• Page text:
======

Kids these days. You know, the ones who are supposed to be slacking, vegged out in front of a video screen. Beatniks, Boomers, Gen Xers or Millennials – the reaction from the last generation has often been the same. “I remember back when I was a kid … ,” followed by some admonishment of the work ethic or manners of their younger counterparts.
The again, there are other old codgers who are still pretty cool still and, right there with them, are a new generation who have picked up right where they left off. These are the people that take young people under their wing and pass along their passions. At least that is the way it seems to work in music. That’s right – Kids these days, keeping the fire alive.
Big D’s in Midland is one of those places that lives two separate lives. By day it serves as the favorite eatery of many Midland County locals. On weekend nights, however, it transforms into one of the spunkier music venues in the area.
I was not sure quite what to expect when I arrived at the venue for the 8th incarnation of Mark Shelley’s Rock School Spring Concert. Events for the day began to take shape when I exited the broad daylight of a late Spring afternoon and entered the very familiar feel of a weekend night, with stage lighting, drums and tube amps sitting in wait in the corner.

======

• Given records:
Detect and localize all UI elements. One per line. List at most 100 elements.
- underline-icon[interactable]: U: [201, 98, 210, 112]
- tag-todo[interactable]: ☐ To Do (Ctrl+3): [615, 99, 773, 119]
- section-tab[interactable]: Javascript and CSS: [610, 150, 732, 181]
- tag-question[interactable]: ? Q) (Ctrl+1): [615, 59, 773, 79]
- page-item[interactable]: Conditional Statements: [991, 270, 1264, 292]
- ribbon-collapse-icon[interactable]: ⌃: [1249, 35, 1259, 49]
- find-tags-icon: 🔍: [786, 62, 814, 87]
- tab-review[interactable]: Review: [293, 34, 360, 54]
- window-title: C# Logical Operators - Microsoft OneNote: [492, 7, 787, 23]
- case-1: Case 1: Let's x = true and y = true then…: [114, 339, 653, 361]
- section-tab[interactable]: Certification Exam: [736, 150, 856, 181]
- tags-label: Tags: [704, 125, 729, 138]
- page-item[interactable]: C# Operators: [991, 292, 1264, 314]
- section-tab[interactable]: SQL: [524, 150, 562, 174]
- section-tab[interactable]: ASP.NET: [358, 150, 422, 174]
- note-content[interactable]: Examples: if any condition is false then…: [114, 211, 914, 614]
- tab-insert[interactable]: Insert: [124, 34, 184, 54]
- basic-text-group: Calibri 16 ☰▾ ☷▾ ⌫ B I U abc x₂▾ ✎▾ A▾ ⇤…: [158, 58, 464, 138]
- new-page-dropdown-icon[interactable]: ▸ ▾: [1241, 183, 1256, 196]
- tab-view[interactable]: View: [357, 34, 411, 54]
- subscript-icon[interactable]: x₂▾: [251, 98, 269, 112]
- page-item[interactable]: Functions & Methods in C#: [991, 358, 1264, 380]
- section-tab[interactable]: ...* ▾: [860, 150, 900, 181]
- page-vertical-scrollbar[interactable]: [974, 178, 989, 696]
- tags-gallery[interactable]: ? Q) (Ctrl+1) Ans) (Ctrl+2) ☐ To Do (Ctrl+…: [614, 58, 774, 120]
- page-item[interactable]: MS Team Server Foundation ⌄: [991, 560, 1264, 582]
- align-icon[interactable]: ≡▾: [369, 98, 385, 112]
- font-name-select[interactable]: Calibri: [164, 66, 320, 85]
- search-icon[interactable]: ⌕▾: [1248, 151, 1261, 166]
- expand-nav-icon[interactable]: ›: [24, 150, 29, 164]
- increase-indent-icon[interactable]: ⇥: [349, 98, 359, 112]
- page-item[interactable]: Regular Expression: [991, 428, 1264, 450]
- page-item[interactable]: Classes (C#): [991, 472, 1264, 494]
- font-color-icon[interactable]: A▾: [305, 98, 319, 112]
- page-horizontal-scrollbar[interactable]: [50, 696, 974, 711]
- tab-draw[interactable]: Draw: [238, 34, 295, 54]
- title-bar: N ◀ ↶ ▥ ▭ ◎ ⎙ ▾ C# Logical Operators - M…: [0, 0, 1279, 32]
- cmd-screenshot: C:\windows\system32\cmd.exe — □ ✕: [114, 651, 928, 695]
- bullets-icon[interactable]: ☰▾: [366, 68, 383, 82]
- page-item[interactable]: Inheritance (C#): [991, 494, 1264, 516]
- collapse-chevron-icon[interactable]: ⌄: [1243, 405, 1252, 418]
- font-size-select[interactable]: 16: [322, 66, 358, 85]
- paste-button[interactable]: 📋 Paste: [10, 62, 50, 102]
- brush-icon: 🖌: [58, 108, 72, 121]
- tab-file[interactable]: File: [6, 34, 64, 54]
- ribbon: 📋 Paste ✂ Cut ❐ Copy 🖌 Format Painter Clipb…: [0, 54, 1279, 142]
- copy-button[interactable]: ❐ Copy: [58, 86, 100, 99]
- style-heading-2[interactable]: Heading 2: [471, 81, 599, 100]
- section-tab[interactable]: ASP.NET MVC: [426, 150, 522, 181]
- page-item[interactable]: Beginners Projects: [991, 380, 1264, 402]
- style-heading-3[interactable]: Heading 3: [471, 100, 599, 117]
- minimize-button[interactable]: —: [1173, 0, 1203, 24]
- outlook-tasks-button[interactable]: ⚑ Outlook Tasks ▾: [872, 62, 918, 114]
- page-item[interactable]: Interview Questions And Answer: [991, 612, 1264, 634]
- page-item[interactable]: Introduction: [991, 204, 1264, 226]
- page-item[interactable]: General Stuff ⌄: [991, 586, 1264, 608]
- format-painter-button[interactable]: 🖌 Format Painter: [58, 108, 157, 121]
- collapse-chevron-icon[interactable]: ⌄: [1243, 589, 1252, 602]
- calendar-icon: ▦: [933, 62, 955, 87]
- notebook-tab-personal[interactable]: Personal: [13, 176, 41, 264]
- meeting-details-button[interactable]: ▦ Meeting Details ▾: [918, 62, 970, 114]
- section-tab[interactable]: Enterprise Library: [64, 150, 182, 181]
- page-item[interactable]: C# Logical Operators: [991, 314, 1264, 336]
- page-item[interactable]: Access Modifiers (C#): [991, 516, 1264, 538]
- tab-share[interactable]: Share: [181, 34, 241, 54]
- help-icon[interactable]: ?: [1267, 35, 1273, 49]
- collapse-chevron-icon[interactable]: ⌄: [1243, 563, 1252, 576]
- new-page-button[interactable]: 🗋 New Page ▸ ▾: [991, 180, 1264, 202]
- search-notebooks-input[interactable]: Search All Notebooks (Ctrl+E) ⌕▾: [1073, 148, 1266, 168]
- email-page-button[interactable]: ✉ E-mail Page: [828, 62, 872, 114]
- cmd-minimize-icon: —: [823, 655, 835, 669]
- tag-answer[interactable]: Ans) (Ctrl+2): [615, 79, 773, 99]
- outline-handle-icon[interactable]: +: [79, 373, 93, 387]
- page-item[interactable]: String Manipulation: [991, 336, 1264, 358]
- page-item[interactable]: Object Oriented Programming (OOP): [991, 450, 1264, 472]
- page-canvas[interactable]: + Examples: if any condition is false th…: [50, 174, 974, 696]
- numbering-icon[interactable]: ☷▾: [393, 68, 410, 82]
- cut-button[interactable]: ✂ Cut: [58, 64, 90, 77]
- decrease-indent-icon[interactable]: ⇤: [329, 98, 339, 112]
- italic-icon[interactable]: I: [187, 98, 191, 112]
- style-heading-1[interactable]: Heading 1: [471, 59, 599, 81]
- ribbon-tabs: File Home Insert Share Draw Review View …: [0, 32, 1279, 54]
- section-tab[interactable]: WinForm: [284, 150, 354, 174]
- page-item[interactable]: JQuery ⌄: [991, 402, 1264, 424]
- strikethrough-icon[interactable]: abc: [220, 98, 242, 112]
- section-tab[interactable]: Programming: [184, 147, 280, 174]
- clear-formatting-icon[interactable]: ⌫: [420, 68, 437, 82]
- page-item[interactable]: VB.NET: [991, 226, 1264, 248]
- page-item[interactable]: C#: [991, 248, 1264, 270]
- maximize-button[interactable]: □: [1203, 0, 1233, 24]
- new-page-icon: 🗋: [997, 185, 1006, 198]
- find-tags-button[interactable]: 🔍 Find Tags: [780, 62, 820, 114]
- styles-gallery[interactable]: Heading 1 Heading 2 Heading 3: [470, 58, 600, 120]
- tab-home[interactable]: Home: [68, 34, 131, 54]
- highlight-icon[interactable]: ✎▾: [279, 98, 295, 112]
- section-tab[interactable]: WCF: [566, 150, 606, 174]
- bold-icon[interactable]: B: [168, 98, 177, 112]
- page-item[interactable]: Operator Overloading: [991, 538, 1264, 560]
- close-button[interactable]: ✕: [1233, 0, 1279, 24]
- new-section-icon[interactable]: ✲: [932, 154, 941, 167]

======

• Directions for this task:
Answer these from the Rock School article:
(a) In what town is Big D's?
(b) What does Big D's turn into on weekend nights?
(c) Which incarnation of Mark Shelley's Rock School Spring Concert did the writer attend?
The entries have no connection to the Rock School article.

• The output:
(a) Midland
(b) One of the spunkier music venues in the area
(c) The 8th